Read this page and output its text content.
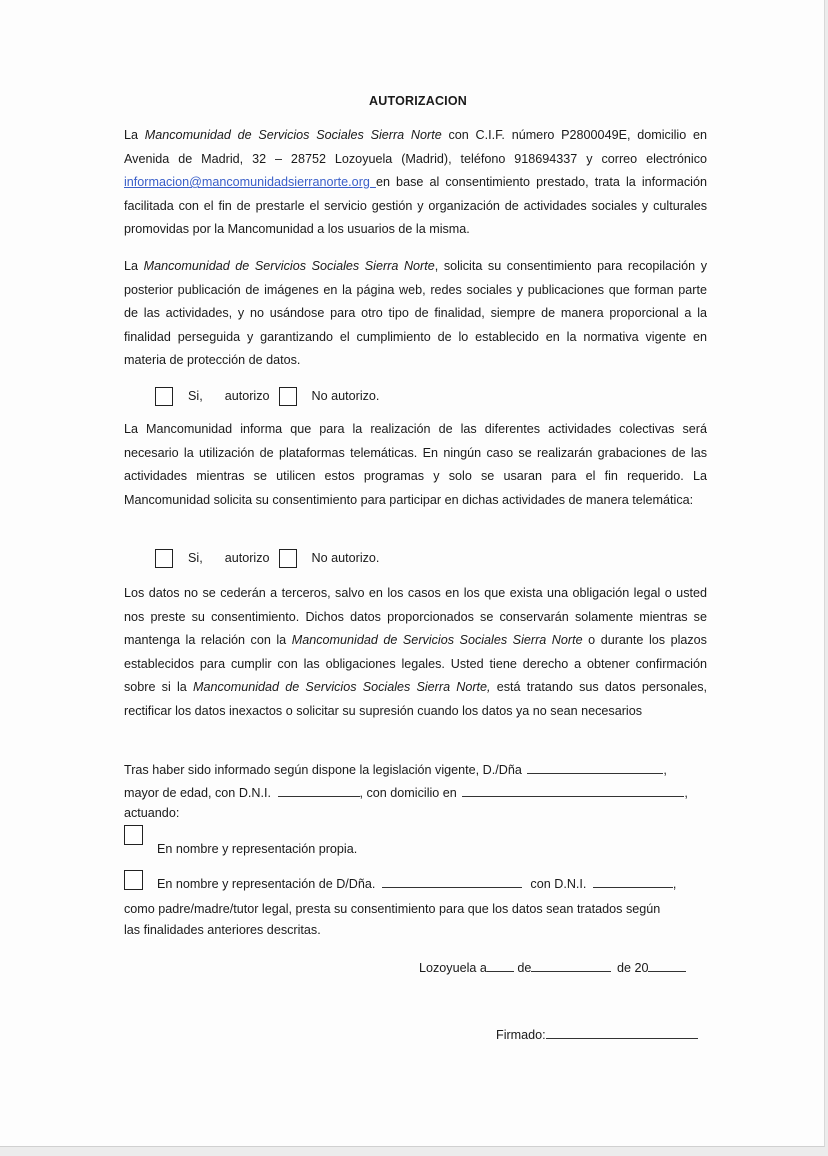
AUTORIZACION
La Mancomunidad de Servicios Sociales Sierra Norte con C.I.F. número P2800049E, domicilio en Avenida de Madrid, 32 – 28752 Lozoyuela (Madrid), teléfono 918694337 y correo electrónico informacion@mancomunidadsierranorte.org en base al consentimiento prestado, trata la información facilitada con el fin de prestarle el servicio gestión y organización de actividades sociales y culturales promovidas por la Mancomunidad a los usuarios de la misma.
La Mancomunidad de Servicios Sociales Sierra Norte, solicita su consentimiento para recopilación y posterior publicación de imágenes en la página web, redes sociales y publicaciones que forman parte de las actividades, y no usándose para otro tipo de finalidad, siempre de manera proporcional a la finalidad perseguida y garantizando el cumplimiento de lo establecido en la normativa vigente en materia de protección de datos.
Si, autorizo	No autorizo.
La Mancomunidad informa que para la realización de las diferentes actividades colectivas será necesario la utilización de plataformas telemáticas. En ningún caso se realizarán grabaciones de las actividades mientras se utilicen estos programas y solo se usaran para el fin requerido. La Mancomunidad solicita su consentimiento para participar en dichas actividades de manera telemática:
Si, autorizo	No autorizo.
Los datos no se cederán a terceros, salvo en los casos en los que exista una obligación legal o usted nos preste su consentimiento. Dichos datos proporcionados se conservarán solamente mientras se mantenga la relación con la Mancomunidad de Servicios Sociales Sierra Norte o durante los plazos establecidos para cumplir con las obligaciones legales. Usted tiene derecho a obtener confirmación sobre si la Mancomunidad de Servicios Sociales Sierra Norte, está tratando sus datos personales, rectificar los datos inexactos o solicitar su supresión cuando los datos ya no sean necesarios
Tras haber sido informado según dispone la legislación vigente, D./Dña	,
mayor de edad, con D.N.I.	, con domicilio en	,
actuando:
En nombre y representación propia.
En nombre y representación de D/Dña.	con D.N.I.	,
como padre/madre/tutor legal, presta su consentimiento para que los datos sean tratados según
las finalidades anteriores descritas.
Lozoyuela a de	de 20
Firmado:
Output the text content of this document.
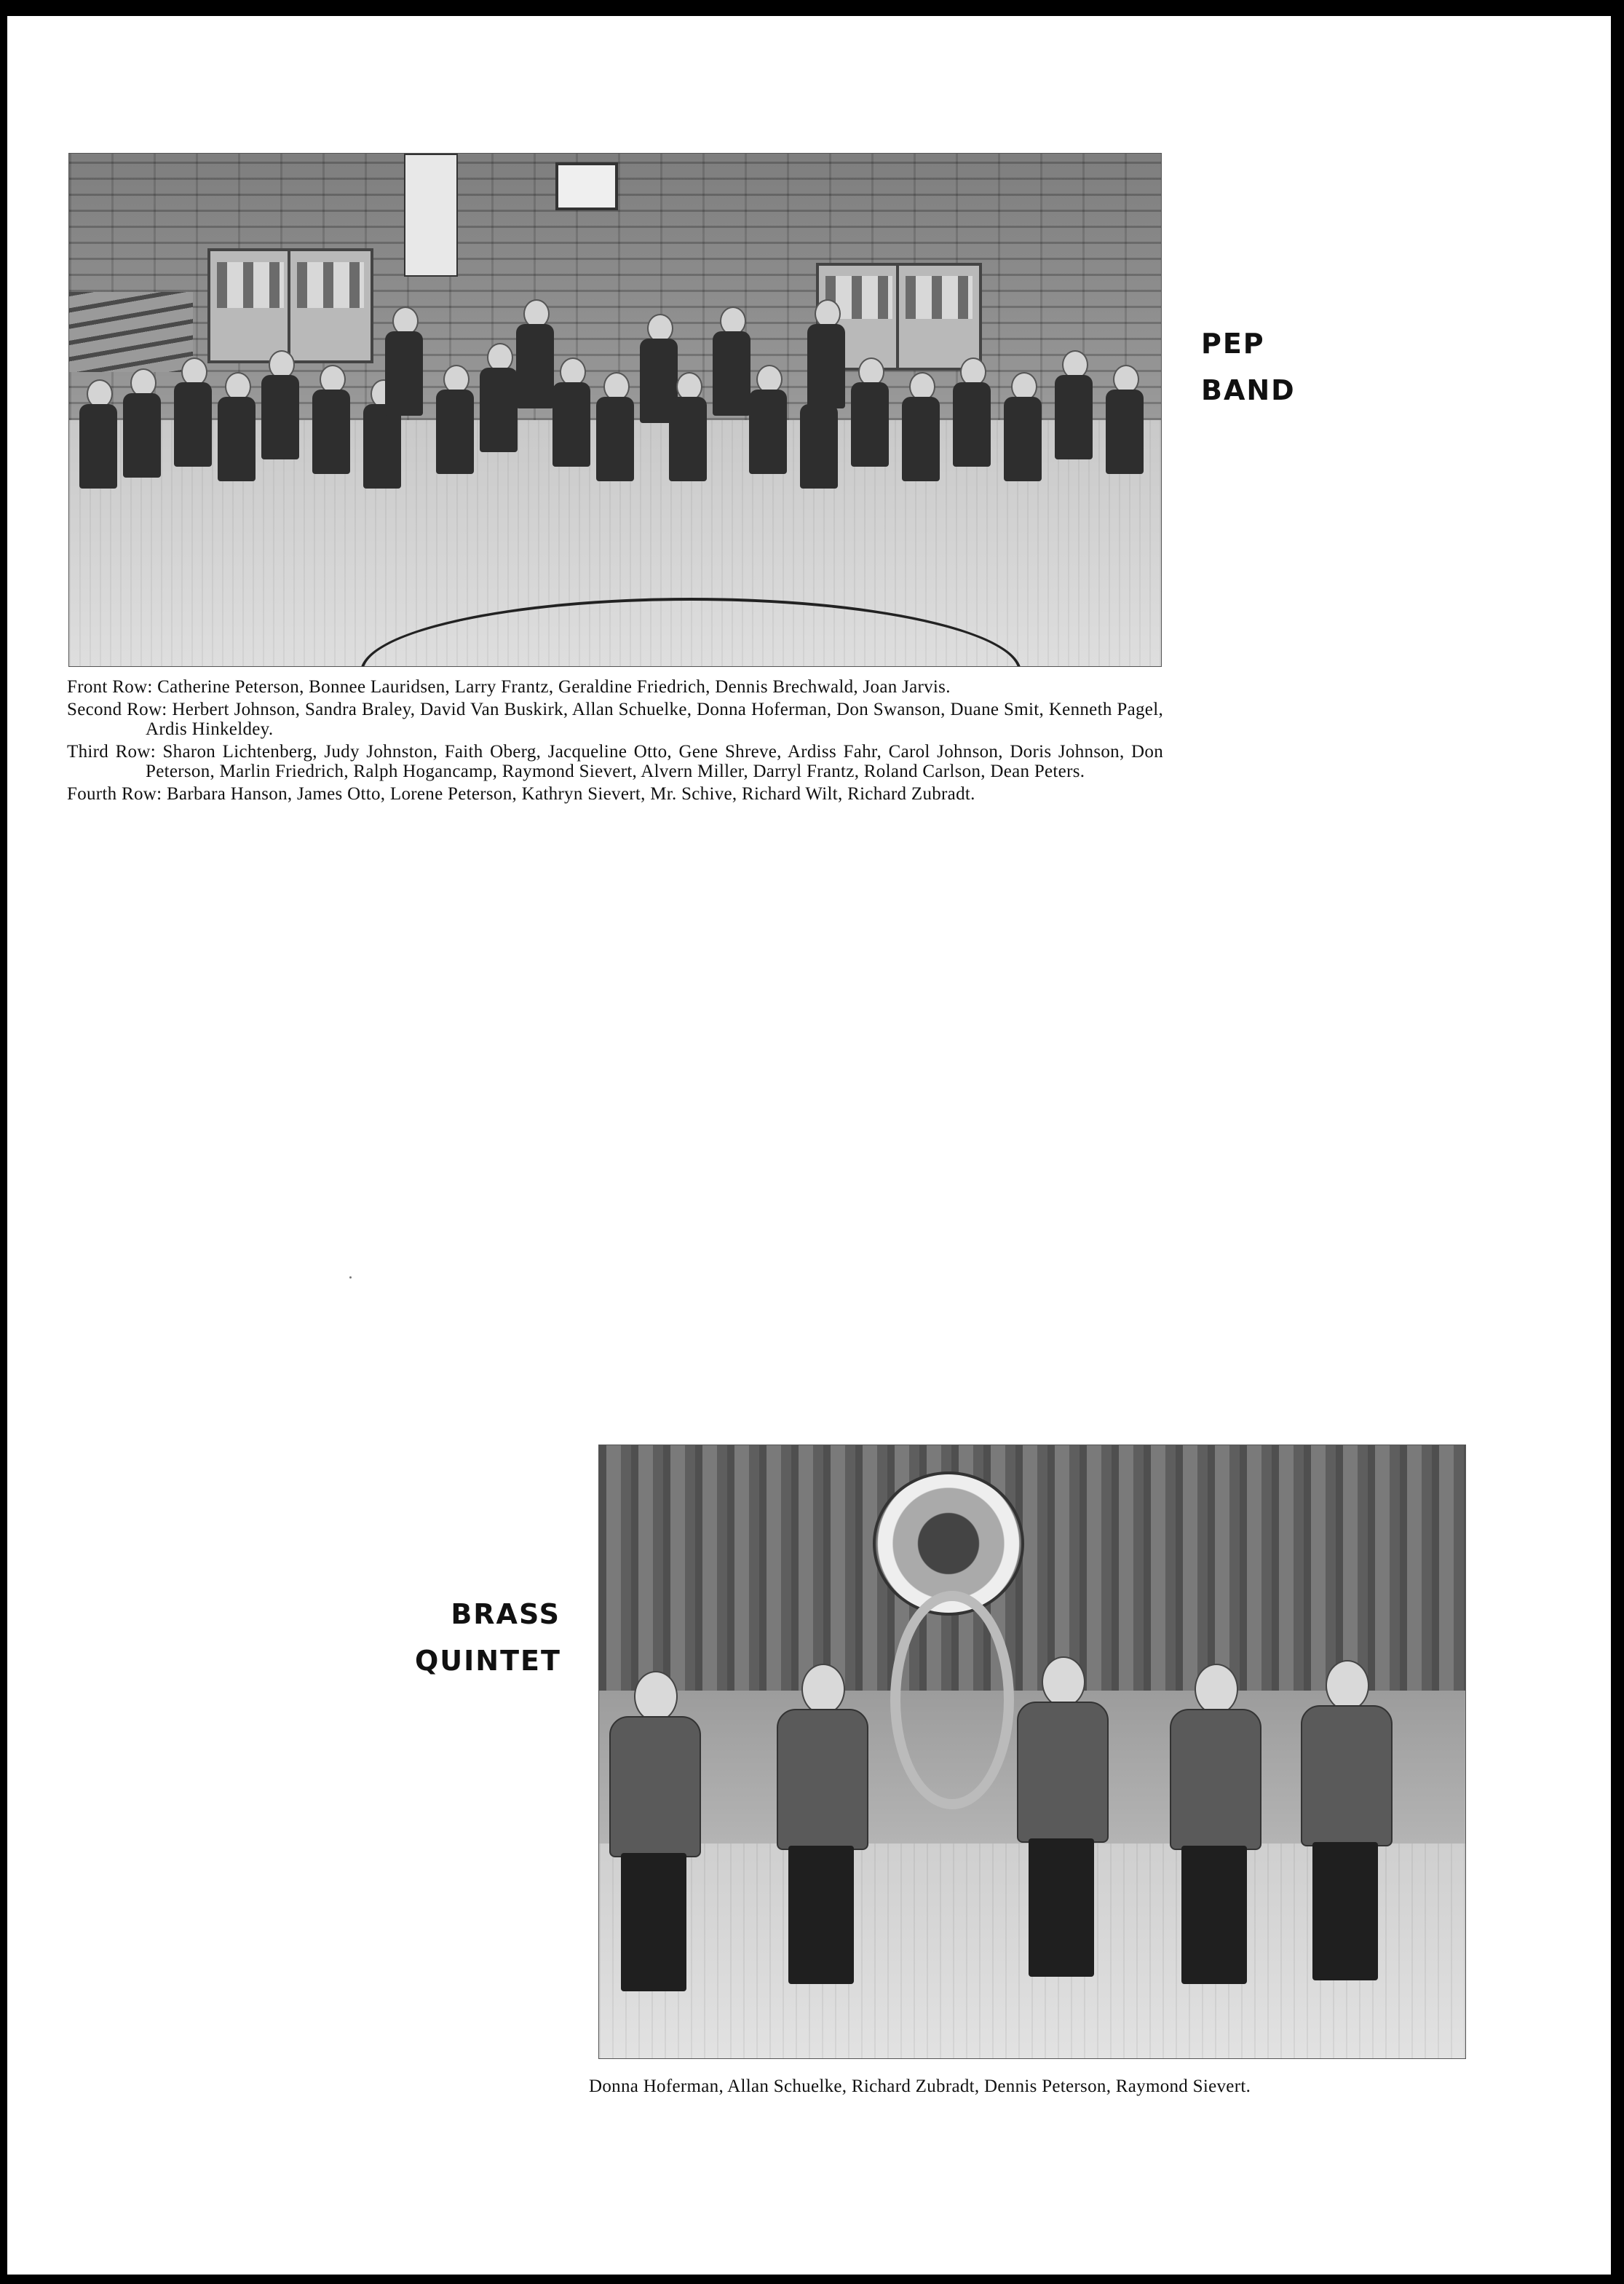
PEP
BAND
Front Row: Catherine Peterson, Bonnee Lauridsen, Larry Frantz, Geraldine Friedrich, Dennis Brechwald, Joan Jarvis.
Second Row: Herbert Johnson, Sandra Braley, David Van Buskirk, Allan Schuelke, Donna Hoferman, Don Swanson, Duane Smit, Kenneth Pagel, Ardis Hinkeldey.
Third Row: Sharon Lichtenberg, Judy Johnston, Faith Oberg, Jacqueline Otto, Gene Shreve, Ardiss Fahr, Carol Johnson, Doris Johnson, Don Peterson, Marlin Friedrich, Ralph Hogancamp, Raymond Sievert, Alvern Miller, Darryl Frantz, Roland Carlson, Dean Peters.
Fourth Row: Barbara Hanson, James Otto, Lorene Peterson, Kathryn Sievert, Mr. Schive, Richard Wilt, Richard Zubradt.
BRASS
QUINTET
Donna Hoferman, Allan Schuelke, Richard Zubradt, Dennis Peterson, Raymond Sievert.
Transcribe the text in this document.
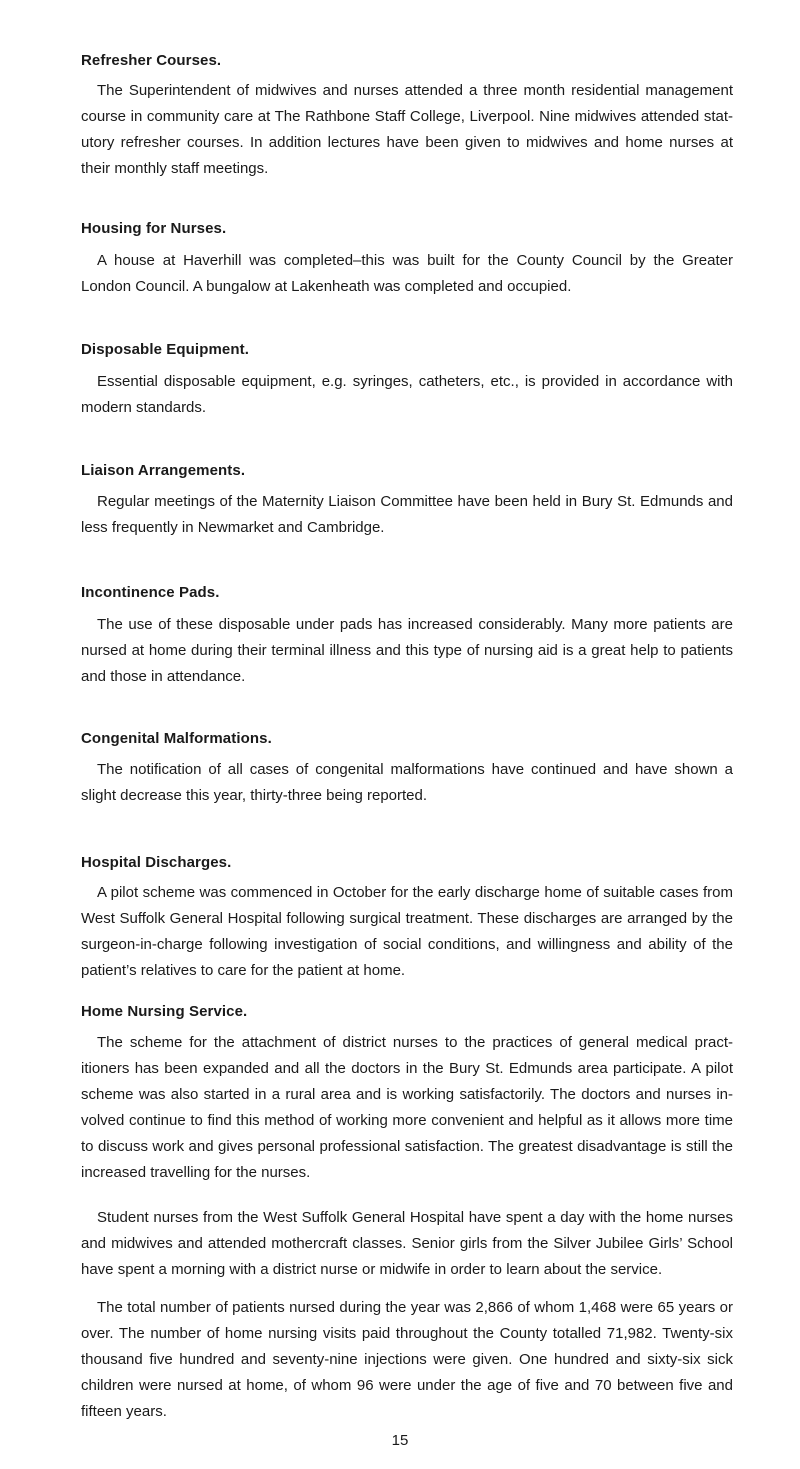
Refresher Courses.

The Superintendent of midwives and nurses attended a three month residential management course in community care at The Rathbone Staff College, Liverpool. Nine midwives attended stat-utory refresher courses. In addition lectures have been given to midwives and home nurses at their monthly staff meetings.

Housing for Nurses.

A house at Haverhill was completed–this was built for the County Council by the Greater London Council. A bungalow at Lakenheath was completed and occupied.

Disposable Equipment.

Essential disposable equipment, e.g. syringes, catheters, etc., is provided in accordance with modern standards.

Liaison Arrangements.

Regular meetings of the Maternity Liaison Committee have been held in Bury St. Edmunds and less frequently in Newmarket and Cambridge.

Incontinence Pads.

The use of these disposable under pads has increased considerably. Many more patients are nursed at home during their terminal illness and this type of nursing aid is a great help to patients and those in attendance.

Congenital Malformations.

The notification of all cases of congenital malformations have continued and have shown a slight decrease this year, thirty-three being reported.

Hospital Discharges.

A pilot scheme was commenced in October for the early discharge home of suitable cases from West Suffolk General Hospital following surgical treatment. These discharges are arranged by the surgeon-in-charge following investigation of social conditions, and willingness and ability of the patient’s relatives to care for the patient at home.

Home Nursing Service.

The scheme for the attachment of district nurses to the practices of general medical pract-itioners has been expanded and all the doctors in the Bury St. Edmunds area participate. A pilot scheme was also started in a rural area and is working satisfactorily. The doctors and nurses in-volved continue to find this method of working more convenient and helpful as it allows more time to discuss work and gives personal professional satisfaction. The greatest disadvantage is still the increased travelling for the nurses.

Student nurses from the West Suffolk General Hospital have spent a day with the home nurses and midwives and attended mothercraft classes. Senior girls from the Silver Jubilee Girls’ School have spent a morning with a district nurse or midwife in order to learn about the service.

The total number of patients nursed during the year was 2,866 of whom 1,468 were 65 years or over. The number of home nursing visits paid throughout the County totalled 71,982. Twenty-six thousand five hundred and seventy-nine injections were given. One hundred and sixty-six sick children were nursed at home, of whom 96 were under the age of five and 70 between five and fifteen years.

15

▸ **What to do**
The reply must hold every line above exactly as written and none of the pictures.

▸ **Solved exercise**
Read this page and output its text content.
AUTORIZACION
La Mancomunidad de Servicios Sociales Sierra Norte con C.I.F. número P2800049E, domicilio en Avenida de Madrid, 32 – 28752 Lozoyuela (Madrid), teléfono 918694337 y correo electrónico informacion@mancomunidadsierranorte.org en base al consentimiento prestado, trata la información facilitada con el fin de prestarle el servicio gestión y organización de actividades sociales y culturales promovidas por la Mancomunidad a los usuarios de la misma.
La Mancomunidad de Servicios Sociales Sierra Norte, solicita su consentimiento para recopilación y posterior publicación de imágenes en la página web, redes sociales y publicaciones que forman parte de las actividades, y no usándose para otro tipo de finalidad, siempre de manera proporcional a la finalidad perseguida y garantizando el cumplimiento de lo establecido en la normativa vigente en materia de protección de datos.
Si, autorizo	No autorizo.
La Mancomunidad informa que para la realización de las diferentes actividades colectivas será necesario la utilización de plataformas telemáticas. En ningún caso se realizarán grabaciones de las actividades mientras se utilicen estos programas y solo se usaran para el fin requerido. La Mancomunidad solicita su consentimiento para participar en dichas actividades de manera telemática:
Si, autorizo	No autorizo.
Los datos no se cederán a terceros, salvo en los casos en los que exista una obligación legal o usted nos preste su consentimiento. Dichos datos proporcionados se conservarán solamente mientras se mantenga la relación con la Mancomunidad de Servicios Sociales Sierra Norte o durante los plazos establecidos para cumplir con las obligaciones legales. Usted tiene derecho a obtener confirmación sobre si la Mancomunidad de Servicios Sociales Sierra Norte, está tratando sus datos personales, rectificar los datos inexactos o solicitar su supresión cuando los datos ya no sean necesarios
Tras haber sido informado según dispone la legislación vigente, D./Dña	,
mayor de edad, con D.N.I.	, con domicilio en	,
actuando:
En nombre y representación propia.
En nombre y representación de D/Dña.	con D.N.I.	,
como padre/madre/tutor legal, presta su consentimiento para que los datos sean tratados según
las finalidades anteriores descritas.
Lozoyuela a de	de 20
Firmado:
Output the text content of this document.
PEP
BAND
Front Row: Catherine Peterson, Bonnee Lauridsen, Larry Frantz, Geraldine Friedrich, Dennis Brechwald, Joan Jarvis.
Second Row: Herbert Johnson, Sandra Braley, David Van Buskirk, Allan Schuelke, Donna Hoferman, Don Swanson, Duane Smit, Kenneth Pagel, Ardis Hinkeldey.
Third Row: Sharon Lichtenberg, Judy Johnston, Faith Oberg, Jacqueline Otto, Gene Shreve, Ardiss Fahr, Carol Johnson, Doris Johnson, Don Peterson, Marlin Friedrich, Ralph Hogancamp, Raymond Sievert, Alvern Miller, Darryl Frantz, Roland Carlson, Dean Peters.
Fourth Row: Barbara Hanson, James Otto, Lorene Peterson, Kathryn Sievert, Mr. Schive, Richard Wilt, Richard Zubradt.
BRASS
QUINTET
Donna Hoferman, Allan Schuelke, Richard Zubradt, Dennis Peterson, Raymond Sievert.
Transcribe the text in this document.
Refresher Courses.

The Superintendent of midwives and nurses attended a three month residential management course in community care at The Rathbone Staff College, Liverpool. Nine midwives attended stat-utory refresher courses. In addition lectures have been given to midwives and home nurses at their monthly staff meetings.

Housing for Nurses.

A house at Haverhill was completed–this was built for the County Council by the Greater London Council. A bungalow at Lakenheath was completed and occupied.

Disposable Equipment.

Essential disposable equipment, e.g. syringes, catheters, etc., is provided in accordance with modern standards.

Liaison Arrangements.

Regular meetings of the Maternity Liaison Committee have been held in Bury St. Edmunds and less frequently in Newmarket and Cambridge.

Incontinence Pads.

The use of these disposable under pads has increased considerably. Many more patients are nursed at home during their terminal illness and this type of nursing aid is a great help to patients and those in attendance.

Congenital Malformations.

The notification of all cases of congenital malformations have continued and have shown a slight decrease this year, thirty-three being reported.

Hospital Discharges.

A pilot scheme was commenced in October for the early discharge home of suitable cases from West Suffolk General Hospital following surgical treatment. These discharges are arranged by the surgeon-in-charge following investigation of social conditions, and willingness and ability of the patient’s relatives to care for the patient at home.

Home Nursing Service.

The scheme for the attachment of district nurses to the practices of general medical pract-itioners has been expanded and all the doctors in the Bury St. Edmunds area participate. A pilot scheme was also started in a rural area and is working satisfactorily. The doctors and nurses in-volved continue to find this method of working more convenient and helpful as it allows more time to discuss work and gives personal professional satisfaction. The greatest disadvantage is still the increased travelling for the nurses.

Student nurses from the West Suffolk General Hospital have spent a day with the home nurses and midwives and attended mothercraft classes. Senior girls from the Silver Jubilee Girls’ School have spent a morning with a district nurse or midwife in order to learn about the service.

The total number of patients nursed during the year was 2,866 of whom 1,468 were 65 years or over. The number of home nursing visits paid throughout the County totalled 71,982. Twenty-six thousand five hundred and seventy-nine injections were given. One hundred and sixty-six sick children were nursed at home, of whom 96 were under the age of five and 70 between five and fifteen years.

15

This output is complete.